Written instruction:
Keep the pictures out of the copy and repeat the records exactly.
+++ Source records +++
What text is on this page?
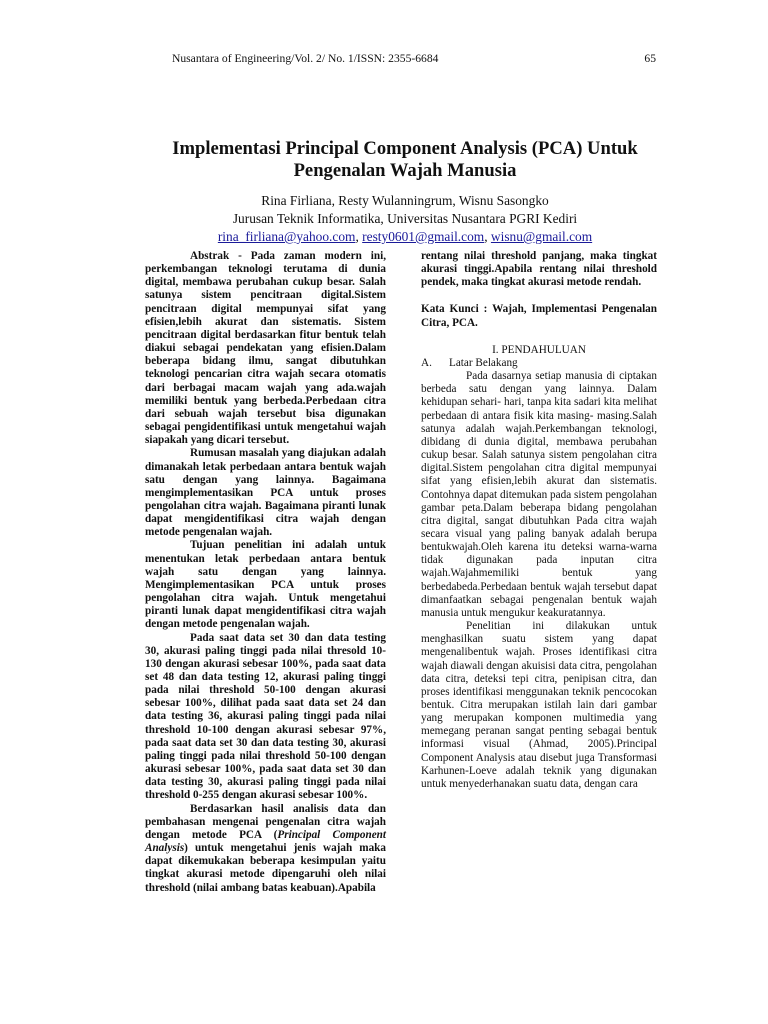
Nusantara of Engineering/Vol. 2/ No. 1/ISSN: 2355-6684	65
Implementasi Principal Component Analysis (PCA) Untuk
Pengenalan Wajah Manusia
Rina Firliana, Resty Wulanningrum, Wisnu Sasongko
Jurusan Teknik Informatika, Universitas Nusantara PGRI Kediri
rina_firliana@yahoo.com, resty0601@gmail.com, wisnu@gmail.com

Abstrak - Pada zaman modern ini, perkembangan teknologi terutama di dunia digital, membawa perubahan cukup besar. Salah satunya sistem pencitraan digital.Sistem pencitraan digital mempunyai sifat yang efisien,lebih akurat dan sistematis. Sistem pencitraan digital berdasarkan fitur bentuk telah diakui sebagai pendekatan yang efisien.Dalam beberapa bidang ilmu, sangat dibutuhkan teknologi pencarian citra wajah secara otomatis dari berbagai macam wajah yang ada.wajah memiliki bentuk yang berbeda.Perbedaan citra dari sebuah wajah tersebut bisa digunakan sebagai pengidentifikasi untuk mengetahui wajah siapakah yang dicari tersebut.

Rumusan masalah yang diajukan adalah dimanakah letak perbedaan antara bentuk wajah satu dengan yang lainnya. Bagaimana mengimplementasikan PCA untuk proses pengolahan citra wajah. Bagaimana piranti lunak dapat mengidentifikasi citra wajah dengan metode pengenalan wajah.

Tujuan penelitian ini adalah untuk menentukan letak perbedaan antara bentuk wajah satu dengan yang lainnya. Mengimplementasikan PCA untuk proses pengolahan citra wajah. Untuk mengetahui piranti lunak dapat mengidentifikasi citra wajah dengan metode pengenalan wajah.

Pada saat data set 30 dan data testing 30, akurasi paling tinggi pada nilai thresold 10-130 dengan akurasi sebesar 100%, pada saat data set 48 dan data testing 12, akurasi paling tinggi pada nilai threshold 50-100 dengan akurasi sebesar 100%, dilihat pada saat data set 24 dan data testing 36, akurasi paling tinggi pada nilai threshold 10-100 dengan akurasi sebesar 97%, pada saat data set 30 dan data testing 30, akurasi paling tinggi pada nilai threshold 50-100 dengan akurasi sebesar 100%, pada saat data set 30 dan data testing 30, akurasi paling tinggi pada nilai threshold 0-255 dengan akurasi sebesar 100%.

Berdasarkan hasil analisis data dan pembahasan mengenai pengenalan citra wajah dengan metode PCA (Principal Component Analysis) untuk mengetahui jenis wajah maka dapat dikemukakan beberapa kesimpulan yaitu tingkat akurasi metode dipengaruhi oleh nilai threshold (nilai ambang batas keabuan).Apabila

rentang nilai threshold panjang, maka tingkat akurasi tinggi.Apabila rentang nilai threshold pendek, maka tingkat akurasi metode rendah.

Kata Kunci : Wajah, Implementasi Pengenalan Citra, PCA.

I. PENDAHULUAN

A.	Latar Belakang

Pada dasarnya setiap manusia di ciptakan berbeda satu dengan yang lainnya. Dalam kehidupan sehari- hari, tanpa kita sadari kita melihat perbedaan di antara fisik kita masing- masing.Salah satunya adalah wajah.Perkembangan teknologi, dibidang di dunia digital, membawa perubahan cukup besar. Salah satunya sistem pengolahan citra digital.Sistem pengolahan citra digital mempunyai sifat yang efisien,lebih akurat dan sistematis. Contohnya dapat ditemukan pada sistem pengolahan gambar peta.Dalam beberapa bidang pengolahan citra digital, sangat dibutuhkan Pada citra wajah secara visual yang paling banyak adalah berupa bentukwajah.Oleh karena itu deteksi warna-warna tidak digunakan pada inputan citra wajah.Wajahmemiliki bentuk yang berbedabeda.Perbedaan bentuk wajah tersebut dapat dimanfaatkan sebagai pengenalan bentuk wajah manusia untuk mengukur keakuratannya.

Penelitian ini dilakukan untuk menghasilkan suatu sistem yang dapat mengenalibentuk wajah. Proses identifikasi citra wajah diawali dengan akuisisi data citra, pengolahan data citra, deteksi tepi citra, penipisan citra, dan proses identifikasi menggunakan teknik pencocokan bentuk. Citra merupakan istilah lain dari gambar yang merupakan komponen multimedia yang memegang peranan sangat penting sebagai bentuk informasi visual (Ahmad, 2005).Principal Component Analysis atau disebut juga Transformasi Karhunen-Loeve adalah teknik yang digunakan untuk menyederhanakan suatu data, dengan cara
+++
Finished task:
What text is on this page?
Nusantara of Engineering/Vol. 2/ No. 1/ISSN: 2355-6684	65
Implementasi Principal Component Analysis (PCA) Untuk
Pengenalan Wajah Manusia
Rina Firliana, Resty Wulanningrum, Wisnu Sasongko
Jurusan Teknik Informatika, Universitas Nusantara PGRI Kediri
rina_firliana@yahoo.com, resty0601@gmail.com, wisnu@gmail.com

Abstrak - Pada zaman modern ini, perkembangan teknologi terutama di dunia digital, membawa perubahan cukup besar. Salah satunya sistem pencitraan digital.Sistem pencitraan digital mempunyai sifat yang efisien,lebih akurat dan sistematis. Sistem pencitraan digital berdasarkan fitur bentuk telah diakui sebagai pendekatan yang efisien.Dalam beberapa bidang ilmu, sangat dibutuhkan teknologi pencarian citra wajah secara otomatis dari berbagai macam wajah yang ada.wajah memiliki bentuk yang berbeda.Perbedaan citra dari sebuah wajah tersebut bisa digunakan sebagai pengidentifikasi untuk mengetahui wajah siapakah yang dicari tersebut.

Rumusan masalah yang diajukan adalah dimanakah letak perbedaan antara bentuk wajah satu dengan yang lainnya. Bagaimana mengimplementasikan PCA untuk proses pengolahan citra wajah. Bagaimana piranti lunak dapat mengidentifikasi citra wajah dengan metode pengenalan wajah.

Tujuan penelitian ini adalah untuk menentukan letak perbedaan antara bentuk wajah satu dengan yang lainnya. Mengimplementasikan PCA untuk proses pengolahan citra wajah. Untuk mengetahui piranti lunak dapat mengidentifikasi citra wajah dengan metode pengenalan wajah.

Pada saat data set 30 dan data testing 30, akurasi paling tinggi pada nilai thresold 10-130 dengan akurasi sebesar 100%, pada saat data set 48 dan data testing 12, akurasi paling tinggi pada nilai threshold 50-100 dengan akurasi sebesar 100%, dilihat pada saat data set 24 dan data testing 36, akurasi paling tinggi pada nilai threshold 10-100 dengan akurasi sebesar 97%, pada saat data set 30 dan data testing 30, akurasi paling tinggi pada nilai threshold 50-100 dengan akurasi sebesar 100%, pada saat data set 30 dan data testing 30, akurasi paling tinggi pada nilai threshold 0-255 dengan akurasi sebesar 100%.

Berdasarkan hasil analisis data dan pembahasan mengenai pengenalan citra wajah dengan metode PCA (Principal Component Analysis) untuk mengetahui jenis wajah maka dapat dikemukakan beberapa kesimpulan yaitu tingkat akurasi metode dipengaruhi oleh nilai threshold (nilai ambang batas keabuan).Apabila

rentang nilai threshold panjang, maka tingkat akurasi tinggi.Apabila rentang nilai threshold pendek, maka tingkat akurasi metode rendah.

Kata Kunci : Wajah, Implementasi Pengenalan Citra, PCA.

I. PENDAHULUAN

A.	Latar Belakang

Pada dasarnya setiap manusia di ciptakan berbeda satu dengan yang lainnya. Dalam kehidupan sehari- hari, tanpa kita sadari kita melihat perbedaan di antara fisik kita masing- masing.Salah satunya adalah wajah.Perkembangan teknologi, dibidang di dunia digital, membawa perubahan cukup besar. Salah satunya sistem pengolahan citra digital.Sistem pengolahan citra digital mempunyai sifat yang efisien,lebih akurat dan sistematis. Contohnya dapat ditemukan pada sistem pengolahan gambar peta.Dalam beberapa bidang pengolahan citra digital, sangat dibutuhkan Pada citra wajah secara visual yang paling banyak adalah berupa bentukwajah.Oleh karena itu deteksi warna-warna tidak digunakan pada inputan citra wajah.Wajahmemiliki bentuk yang berbedabeda.Perbedaan bentuk wajah tersebut dapat dimanfaatkan sebagai pengenalan bentuk wajah manusia untuk mengukur keakuratannya.

Penelitian ini dilakukan untuk menghasilkan suatu sistem yang dapat mengenalibentuk wajah. Proses identifikasi citra wajah diawali dengan akuisisi data citra, pengolahan data citra, deteksi tepi citra, penipisan citra, dan proses identifikasi menggunakan teknik pencocokan bentuk. Citra merupakan istilah lain dari gambar yang merupakan komponen multimedia yang memegang peranan sangat penting sebagai bentuk informasi visual (Ahmad, 2005).Principal Component Analysis atau disebut juga Transformasi Karhunen-Loeve adalah teknik yang digunakan untuk menyederhanakan suatu data, dengan cara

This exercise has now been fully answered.